Given exercise: Find each line with "step" and copy it.

****************************************

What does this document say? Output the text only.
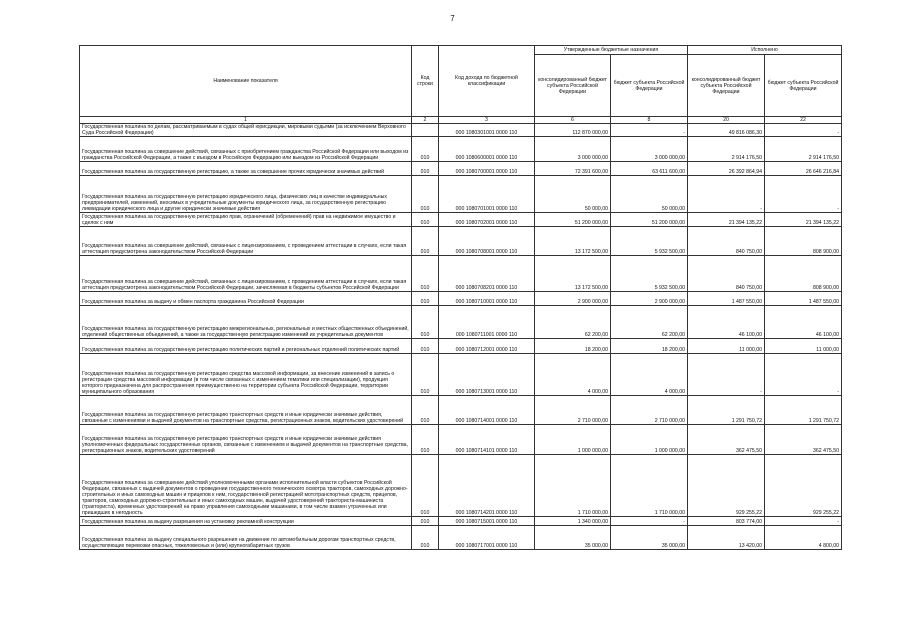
7
Наименование показателя	Код строки	Код дохода по бюджетной классификации	Утвержденные бюджетные назначения		Исполнено	
			консолидированный бюджет субъекта Российской Федерации	бюджет субъекта Российской Федерации	консолидированный бюджет субъекта Российской Федерации	бюджет субъекта Российской Федерации
1	2	3	6	8	20	22
Государственная пошлина по делам, рассматриваемым в судах общей юрисдикции, мировыми судьями (за исключением Верховного Суда Российской Федерации)		000 1080301001 0000 110	112 870 000,00	-	49 816 086,30	-
Государственная пошлина за совершение действий, связанных с приобретением гражданства Российской Федерации или выходом из гражданства Российской Федерации, а также с въездом в Российскую Федерацию или выездом из Российской Федерации	010	000 1080600001 0000 110	3 000 000,00	3 000 000,00	2 914 176,50	2 914 176,50
Государственная пошлина за государственную регистрацию, а также за совершение прочих юридически значимых действий	010	000 1080700001 0000 110	72 391 600,00	63 611 600,00	26 392 864,94	26 646 216,84
Государственная пошлина за государственную регистрацию юридического лица, физических лиц в качестве индивидуальных предпринимателей, изменений, вносимых в учредительные документы юридического лица, за государственную регистрацию ликвидации юридического лица и другие юридически значимые действия	010	000 1080701001 0000 110	50 000,00	50 000,00	-	-
Государственная пошлина за государственную регистрацию прав, ограничений (обременений) прав на недвижимое имущество и сделок с ним	010	000 1080702001 0000 110	51 200 000,00	51 200 000,00	21 394 135,22	21 394 135,22
Государственная пошлина за совершение действий, связанных с лицензированием, с проведением аттестации в случаях, если такая аттестация предусмотрена законодательством Российской Федерации	010	000 1080708001 0000 110	13 172 500,00	5 932 500,00	840 750,00	808 900,00
Государственная пошлина за совершение действий, связанных с лицензированием, с проведением аттестации в случаях, если такая аттестация предусмотрена законодательством Российской Федерации, зачисляемая в бюджеты субъектов Российской Федерации	010	000 1080708201 0000 110	13 172 500,00	5 932 500,00	840 750,00	808 900,00
Государственная пошлина за выдачу и обмен паспорта гражданина Российской Федерации	010	000 1080710001 0000 110	2 900 000,00	2 900 000,00	1 487 550,00	1 487 550,00
Государственная пошлина за государственную регистрацию межрегиональных, региональных и местных общественных объединений, отделений общественных объединений, а также за государственную регистрацию изменений их учредительных документов	010	000 1080711001 0000 110	62 200,00	62 200,00	46 100,00	46 100,00
Государственная пошлина за государственную регистрацию политических партий и региональных отделений политических партий	010	000 1080712001 0000 110	18 200,00	18 200,00	11 000,00	11 000,00
Государственная пошлина за государственную регистрацию средства массовой информации, за внесение изменений в запись о регистрации средства массовой информации (в том числе связанных с изменением тематики или специализации), продукция которого предназначена для распространения преимущественно на территории субъекта Российской Федерации, территории муниципального образования	010	000 1080713001 0000 110	4 000,00	4 000,00	-	-
Государственная пошлина за государственную регистрацию транспортных средств и иные юридически значимые действия, связанные с изменениями и выдачей документов на транспортные средства, регистрационных знаков, водительских удостоверений	010	000 1080714001 0000 110	2 710 000,00	2 710 000,00	1 291 750,72	1 291 750,72
Государственная пошлина за государственную регистрацию транспортных средств и иные юридически значимые действия уполномоченных федеральных государственных органов, связанные с изменением и выдачей документов на транспортные средства, регистрационных знаков, водительских удостоверений	010	000 1080714101 0000 110	1 000 000,00	1 000 000,00	362 475,50	362 475,50
Государственная пошлина за совершение действий уполномоченными органами исполнительной власти субъектов Российской Федерации, связанных с выдачей документов о проведении государственного технического осмотра тракторов, самоходных дорожно-строительных и иных самоходных машин и прицепов к ним, государственной регистрацией мототранспортных средств, прицепов, тракторов, самоходных дорожно-строительных и иных самоходных машин, выдачей удостоверений тракториста-машиниста (тракториста), временных удостоверений на право управления самоходными машинами, в том числе взамен утраченных или пришедших в негодность	010	000 1080714201 0000 110	1 710 000,00	1 710 000,00	929 255,22	929 255,22
Государственная пошлина за выдачу разрешения на установку рекламной конструкции	010	000 1080715001 0000 110	1 340 000,00	-	803 774,00	-
Государственная пошлина за выдачу специального разрешения на движение по автомобильным дорогам транспортных средств, осуществляющих перевозки опасных, тяжеловесных и (или) крупногабаритных грузов	010	000 1080717001 0000 110	35 000,00	35 000,00	13 420,00	4 800,00
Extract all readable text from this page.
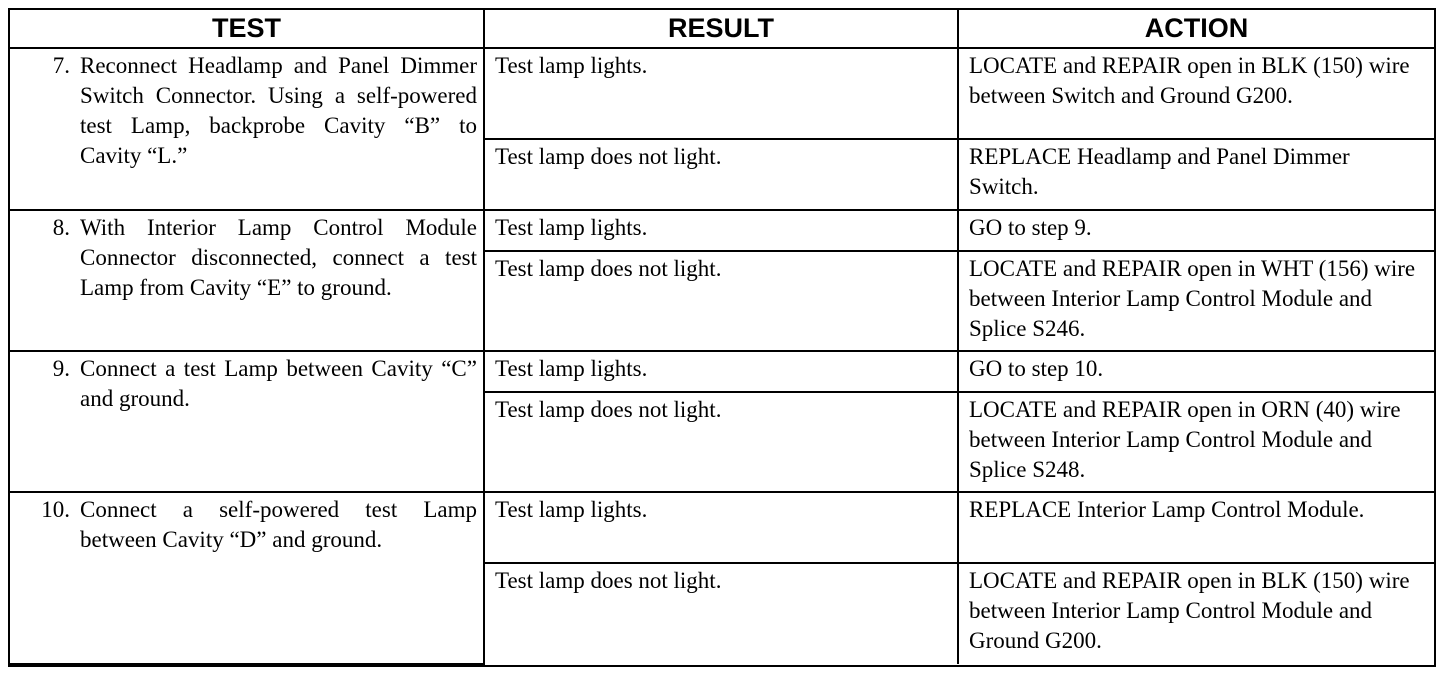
TEST	RESULT	ACTION

7. Reconnect Headlamp and Panel Dimmer Switch Connector. Using a self-powered test Lamp, backprobe Cavity “B” to Cavity “L.”	Test lamp lights.	LOCATE and REPAIR open in BLK (150) wire between Switch and Ground G200.
	Test lamp does not light.	REPLACE Headlamp and Panel Dimmer Switch.

8. With Interior Lamp Control Module Connector disconnected, connect a test Lamp from Cavity “E” to ground.	Test lamp lights.	GO to step 9.
	Test lamp does not light.	LOCATE and REPAIR open in WHT (156) wire between Interior Lamp Control Module and Splice S246.

9. Connect a test Lamp between Cavity “C” and ground.	Test lamp lights.	GO to step 10.
	Test lamp does not light.	LOCATE and REPAIR open in ORN (40) wire between Interior Lamp Control Module and Splice S248.

10. Connect a self-powered test Lamp between Cavity “D” and ground.	Test lamp lights.	REPLACE Interior Lamp Control Module.
	Test lamp does not light.	LOCATE and REPAIR open in BLK (150) wire between Interior Lamp Control Module and Ground G200.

****************************************

Answer to the problem:
8. With Interior Lamp Control Module Connector disconnected, connect a test Lamp from Cavity “E” to ground.	Test lamp lights.	GO to step 9.
9. Connect a test Lamp between Cavity “C” and ground.	Test lamp lights.	GO to step 10.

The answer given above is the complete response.